BRIEF
Set down exactly the lines from the one containing "Output the text content of this document." through the end of the records below, both included, and nothing else.

DATASET
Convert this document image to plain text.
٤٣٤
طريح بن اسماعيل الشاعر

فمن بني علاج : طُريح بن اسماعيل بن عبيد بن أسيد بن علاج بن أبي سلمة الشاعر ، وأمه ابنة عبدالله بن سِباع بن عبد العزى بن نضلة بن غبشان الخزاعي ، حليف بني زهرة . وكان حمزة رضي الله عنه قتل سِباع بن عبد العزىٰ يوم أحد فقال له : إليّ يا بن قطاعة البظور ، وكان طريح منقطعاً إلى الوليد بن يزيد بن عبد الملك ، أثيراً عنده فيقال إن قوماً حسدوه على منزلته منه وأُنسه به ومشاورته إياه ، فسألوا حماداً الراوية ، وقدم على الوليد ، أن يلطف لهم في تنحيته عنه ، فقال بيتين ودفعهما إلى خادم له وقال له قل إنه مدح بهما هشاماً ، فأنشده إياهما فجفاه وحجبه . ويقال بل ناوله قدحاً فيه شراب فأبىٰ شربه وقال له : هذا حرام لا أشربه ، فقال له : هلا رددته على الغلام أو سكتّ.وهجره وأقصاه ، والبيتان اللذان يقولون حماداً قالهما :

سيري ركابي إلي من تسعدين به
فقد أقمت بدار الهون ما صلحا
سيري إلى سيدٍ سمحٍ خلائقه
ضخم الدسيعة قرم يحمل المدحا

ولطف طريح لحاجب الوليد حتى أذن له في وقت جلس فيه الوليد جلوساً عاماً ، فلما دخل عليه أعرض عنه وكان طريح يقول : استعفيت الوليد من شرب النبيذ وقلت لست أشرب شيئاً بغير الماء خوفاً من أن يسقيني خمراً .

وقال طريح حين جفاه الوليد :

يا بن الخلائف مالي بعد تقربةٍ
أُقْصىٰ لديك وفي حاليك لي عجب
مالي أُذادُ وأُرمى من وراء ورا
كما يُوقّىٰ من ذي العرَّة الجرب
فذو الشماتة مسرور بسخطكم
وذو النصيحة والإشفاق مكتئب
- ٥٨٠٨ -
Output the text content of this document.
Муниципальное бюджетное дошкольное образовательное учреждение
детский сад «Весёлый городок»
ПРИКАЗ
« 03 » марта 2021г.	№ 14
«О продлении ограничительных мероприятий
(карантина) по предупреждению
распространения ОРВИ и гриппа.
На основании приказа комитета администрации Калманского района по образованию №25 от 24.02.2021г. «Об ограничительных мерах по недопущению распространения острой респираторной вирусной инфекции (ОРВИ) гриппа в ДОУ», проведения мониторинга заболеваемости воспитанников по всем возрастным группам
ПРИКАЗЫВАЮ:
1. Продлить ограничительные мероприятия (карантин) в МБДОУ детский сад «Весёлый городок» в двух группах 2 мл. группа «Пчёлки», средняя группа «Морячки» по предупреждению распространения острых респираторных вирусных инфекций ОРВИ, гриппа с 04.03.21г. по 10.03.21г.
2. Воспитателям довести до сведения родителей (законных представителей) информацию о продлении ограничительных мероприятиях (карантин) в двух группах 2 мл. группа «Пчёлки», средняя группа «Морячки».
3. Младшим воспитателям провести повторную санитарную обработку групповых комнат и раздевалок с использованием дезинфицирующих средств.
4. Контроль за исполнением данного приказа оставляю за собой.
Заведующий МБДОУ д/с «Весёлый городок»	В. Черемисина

EXPECTED OUTPUT
Output the text content of this document.
Муниципальное бюджетное дошкольное образовательное учреждение
детский сад «Весёлый городок»
ПРИКАЗ
« 03 » марта 2021г.	№ 14
«О продлении ограничительных мероприятий
(карантина) по предупреждению
распространения ОРВИ и гриппа.
На основании приказа комитета администрации Калманского района по образованию №25 от 24.02.2021г. «Об ограничительных мерах по недопущению распространения острой респираторной вирусной инфекции (ОРВИ) гриппа в ДОУ», проведения мониторинга заболеваемости воспитанников по всем возрастным группам
ПРИКАЗЫВАЮ:
1. Продлить ограничительные мероприятия (карантин) в МБДОУ детский сад «Весёлый городок» в двух группах 2 мл. группа «Пчёлки», средняя группа «Морячки» по предупреждению распространения острых респираторных вирусных инфекций ОРВИ, гриппа с 04.03.21г. по 10.03.21г.
2. Воспитателям довести до сведения родителей (законных представителей) информацию о продлении ограничительных мероприятиях (карантин) в двух группах 2 мл. группа «Пчёлки», средняя группа «Морячки».
3. Младшим воспитателям провести повторную санитарную обработку групповых комнат и раздевалок с использованием дезинфицирующих средств.
4. Контроль за исполнением данного приказа оставляю за собой.
Заведующий МБДОУ д/с «Весёлый городок»	В. Черемисина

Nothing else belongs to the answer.